>> BEGIN INFORMATION PROVIDED
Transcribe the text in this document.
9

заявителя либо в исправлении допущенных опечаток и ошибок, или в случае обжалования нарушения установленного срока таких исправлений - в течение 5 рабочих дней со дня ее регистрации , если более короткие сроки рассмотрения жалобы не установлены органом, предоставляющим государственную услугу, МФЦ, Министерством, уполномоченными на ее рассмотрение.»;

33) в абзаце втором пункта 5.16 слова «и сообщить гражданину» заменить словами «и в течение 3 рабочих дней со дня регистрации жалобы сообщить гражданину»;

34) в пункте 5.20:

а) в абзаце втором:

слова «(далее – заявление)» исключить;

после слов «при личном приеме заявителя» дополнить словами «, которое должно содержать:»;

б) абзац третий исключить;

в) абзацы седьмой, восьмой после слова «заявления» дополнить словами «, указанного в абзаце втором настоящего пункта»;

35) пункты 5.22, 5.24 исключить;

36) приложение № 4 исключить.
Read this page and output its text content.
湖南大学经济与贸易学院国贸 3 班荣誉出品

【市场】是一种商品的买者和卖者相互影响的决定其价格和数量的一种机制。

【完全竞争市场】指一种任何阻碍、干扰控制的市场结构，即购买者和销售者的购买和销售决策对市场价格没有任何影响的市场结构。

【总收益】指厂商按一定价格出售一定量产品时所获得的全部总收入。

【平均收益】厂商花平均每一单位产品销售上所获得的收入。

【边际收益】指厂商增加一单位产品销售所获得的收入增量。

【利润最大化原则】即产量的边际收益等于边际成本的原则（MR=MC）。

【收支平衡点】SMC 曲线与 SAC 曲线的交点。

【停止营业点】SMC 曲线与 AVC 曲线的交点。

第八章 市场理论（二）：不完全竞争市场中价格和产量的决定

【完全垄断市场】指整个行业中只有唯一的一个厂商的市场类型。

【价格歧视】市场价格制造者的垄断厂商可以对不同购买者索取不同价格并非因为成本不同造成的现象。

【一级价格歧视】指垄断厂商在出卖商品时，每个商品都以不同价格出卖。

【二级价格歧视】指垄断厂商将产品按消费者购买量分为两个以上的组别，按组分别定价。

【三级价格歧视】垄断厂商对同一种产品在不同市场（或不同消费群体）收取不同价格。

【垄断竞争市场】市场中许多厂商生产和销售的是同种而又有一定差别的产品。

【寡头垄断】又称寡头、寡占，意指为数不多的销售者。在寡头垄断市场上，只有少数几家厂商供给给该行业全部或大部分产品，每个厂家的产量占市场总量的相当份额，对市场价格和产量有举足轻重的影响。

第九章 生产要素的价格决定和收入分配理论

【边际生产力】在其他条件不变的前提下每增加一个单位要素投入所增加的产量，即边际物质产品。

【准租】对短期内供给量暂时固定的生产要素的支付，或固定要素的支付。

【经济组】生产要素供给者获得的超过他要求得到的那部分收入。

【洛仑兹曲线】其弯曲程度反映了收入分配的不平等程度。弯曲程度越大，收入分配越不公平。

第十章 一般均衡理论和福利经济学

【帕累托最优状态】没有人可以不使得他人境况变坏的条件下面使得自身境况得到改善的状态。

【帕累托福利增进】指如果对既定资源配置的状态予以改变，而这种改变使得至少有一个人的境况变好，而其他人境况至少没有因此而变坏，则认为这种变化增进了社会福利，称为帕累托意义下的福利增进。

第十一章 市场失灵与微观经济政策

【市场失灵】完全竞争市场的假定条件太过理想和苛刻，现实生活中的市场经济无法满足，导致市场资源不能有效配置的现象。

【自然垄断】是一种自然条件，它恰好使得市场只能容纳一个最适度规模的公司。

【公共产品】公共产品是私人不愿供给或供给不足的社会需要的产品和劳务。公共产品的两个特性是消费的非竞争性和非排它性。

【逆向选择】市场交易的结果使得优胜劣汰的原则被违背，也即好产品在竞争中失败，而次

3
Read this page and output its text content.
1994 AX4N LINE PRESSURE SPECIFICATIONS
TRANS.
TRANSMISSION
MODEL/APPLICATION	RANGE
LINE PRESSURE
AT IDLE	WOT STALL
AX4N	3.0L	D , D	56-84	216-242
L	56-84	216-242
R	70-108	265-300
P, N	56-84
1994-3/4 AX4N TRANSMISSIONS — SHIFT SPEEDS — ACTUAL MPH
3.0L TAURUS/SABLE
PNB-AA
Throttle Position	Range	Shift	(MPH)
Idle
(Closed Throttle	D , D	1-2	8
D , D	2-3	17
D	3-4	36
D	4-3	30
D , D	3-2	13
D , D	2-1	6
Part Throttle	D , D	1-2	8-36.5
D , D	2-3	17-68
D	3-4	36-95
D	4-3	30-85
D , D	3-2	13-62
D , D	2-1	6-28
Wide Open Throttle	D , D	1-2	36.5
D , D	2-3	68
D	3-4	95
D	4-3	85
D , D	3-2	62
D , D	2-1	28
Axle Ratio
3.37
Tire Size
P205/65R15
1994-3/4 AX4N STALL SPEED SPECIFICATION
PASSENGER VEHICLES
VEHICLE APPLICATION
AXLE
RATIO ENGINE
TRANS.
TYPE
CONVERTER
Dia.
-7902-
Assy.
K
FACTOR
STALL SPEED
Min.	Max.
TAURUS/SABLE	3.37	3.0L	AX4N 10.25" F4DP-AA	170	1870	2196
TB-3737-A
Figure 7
>> END INFORMATION PROVIDED
Without leaving anything out, quote all the data.

_FULL OUTPUT_
Transcribe the text in this document.
9

заявителя либо в исправлении допущенных опечаток и ошибок, или в случае обжалования нарушения установленного срока таких исправлений - в течение 5 рабочих дней со дня ее регистрации , если более короткие сроки рассмотрения жалобы не установлены органом, предоставляющим государственную услугу, МФЦ, Министерством, уполномоченными на ее рассмотрение.»;

33) в абзаце втором пункта 5.16 слова «и сообщить гражданину» заменить словами «и в течение 3 рабочих дней со дня регистрации жалобы сообщить гражданину»;

34) в пункте 5.20:

а) в абзаце втором:

слова «(далее – заявление)» исключить;

после слов «при личном приеме заявителя» дополнить словами «, которое должно содержать:»;

б) абзац третий исключить;

в) абзацы седьмой, восьмой после слова «заявления» дополнить словами «, указанного в абзаце втором настоящего пункта»;

35) пункты 5.22, 5.24 исключить;

36) приложение № 4 исключить.
Read this page and output its text content.
湖南大学经济与贸易学院国贸 3 班荣誉出品

【市场】是一种商品的买者和卖者相互影响的决定其价格和数量的一种机制。

【完全竞争市场】指一种任何阻碍、干扰控制的市场结构，即购买者和销售者的购买和销售决策对市场价格没有任何影响的市场结构。

【总收益】指厂商按一定价格出售一定量产品时所获得的全部总收入。

【平均收益】厂商花平均每一单位产品销售上所获得的收入。

【边际收益】指厂商增加一单位产品销售所获得的收入增量。

【利润最大化原则】即产量的边际收益等于边际成本的原则（MR=MC）。

【收支平衡点】SMC 曲线与 SAC 曲线的交点。

【停止营业点】SMC 曲线与 AVC 曲线的交点。

第八章 市场理论（二）：不完全竞争市场中价格和产量的决定

【完全垄断市场】指整个行业中只有唯一的一个厂商的市场类型。

【价格歧视】市场价格制造者的垄断厂商可以对不同购买者索取不同价格并非因为成本不同造成的现象。

【一级价格歧视】指垄断厂商在出卖商品时，每个商品都以不同价格出卖。

【二级价格歧视】指垄断厂商将产品按消费者购买量分为两个以上的组别，按组分别定价。

【三级价格歧视】垄断厂商对同一种产品在不同市场（或不同消费群体）收取不同价格。

【垄断竞争市场】市场中许多厂商生产和销售的是同种而又有一定差别的产品。

【寡头垄断】又称寡头、寡占，意指为数不多的销售者。在寡头垄断市场上，只有少数几家厂商供给给该行业全部或大部分产品，每个厂家的产量占市场总量的相当份额，对市场价格和产量有举足轻重的影响。

第九章 生产要素的价格决定和收入分配理论

【边际生产力】在其他条件不变的前提下每增加一个单位要素投入所增加的产量，即边际物质产品。

【准租】对短期内供给量暂时固定的生产要素的支付，或固定要素的支付。

【经济组】生产要素供给者获得的超过他要求得到的那部分收入。

【洛仑兹曲线】其弯曲程度反映了收入分配的不平等程度。弯曲程度越大，收入分配越不公平。

第十章 一般均衡理论和福利经济学

【帕累托最优状态】没有人可以不使得他人境况变坏的条件下面使得自身境况得到改善的状态。

【帕累托福利增进】指如果对既定资源配置的状态予以改变，而这种改变使得至少有一个人的境况变好，而其他人境况至少没有因此而变坏，则认为这种变化增进了社会福利，称为帕累托意义下的福利增进。

第十一章 市场失灵与微观经济政策

【市场失灵】完全竞争市场的假定条件太过理想和苛刻，现实生活中的市场经济无法满足，导致市场资源不能有效配置的现象。

【自然垄断】是一种自然条件，它恰好使得市场只能容纳一个最适度规模的公司。

【公共产品】公共产品是私人不愿供给或供给不足的社会需要的产品和劳务。公共产品的两个特性是消费的非竞争性和非排它性。

【逆向选择】市场交易的结果使得优胜劣汰的原则被违背，也即好产品在竞争中失败，而次

3
Read this page and output its text content.
1994 AX4N LINE PRESSURE SPECIFICATIONS
TRANS.
TRANSMISSION
MODEL/APPLICATION	RANGE
LINE PRESSURE
AT IDLE	WOT STALL
AX4N	3.0L	D , D	56-84	216-242
L	56-84	216-242
R	70-108	265-300
P, N	56-84
1994-3/4 AX4N TRANSMISSIONS — SHIFT SPEEDS — ACTUAL MPH
3.0L TAURUS/SABLE
PNB-AA
Throttle Position	Range	Shift	(MPH)
Idle
(Closed Throttle	D , D	1-2	8
D , D	2-3	17
D	3-4	36
D	4-3	30
D , D	3-2	13
D , D	2-1	6
Part Throttle	D , D	1-2	8-36.5
D , D	2-3	17-68
D	3-4	36-95
D	4-3	30-85
D , D	3-2	13-62
D , D	2-1	6-28
Wide Open Throttle	D , D	1-2	36.5
D , D	2-3	68
D	3-4	95
D	4-3	85
D , D	3-2	62
D , D	2-1	28
Axle Ratio
3.37
Tire Size
P205/65R15
1994-3/4 AX4N STALL SPEED SPECIFICATION
PASSENGER VEHICLES
VEHICLE APPLICATION
AXLE
RATIO ENGINE
TRANS.
TYPE
CONVERTER
Dia.
-7902-
Assy.
K
FACTOR
STALL SPEED
Min.	Max.
TAURUS/SABLE	3.37	3.0L	AX4N 10.25" F4DP-AA	170	1870	2196
TB-3737-A
Figure 7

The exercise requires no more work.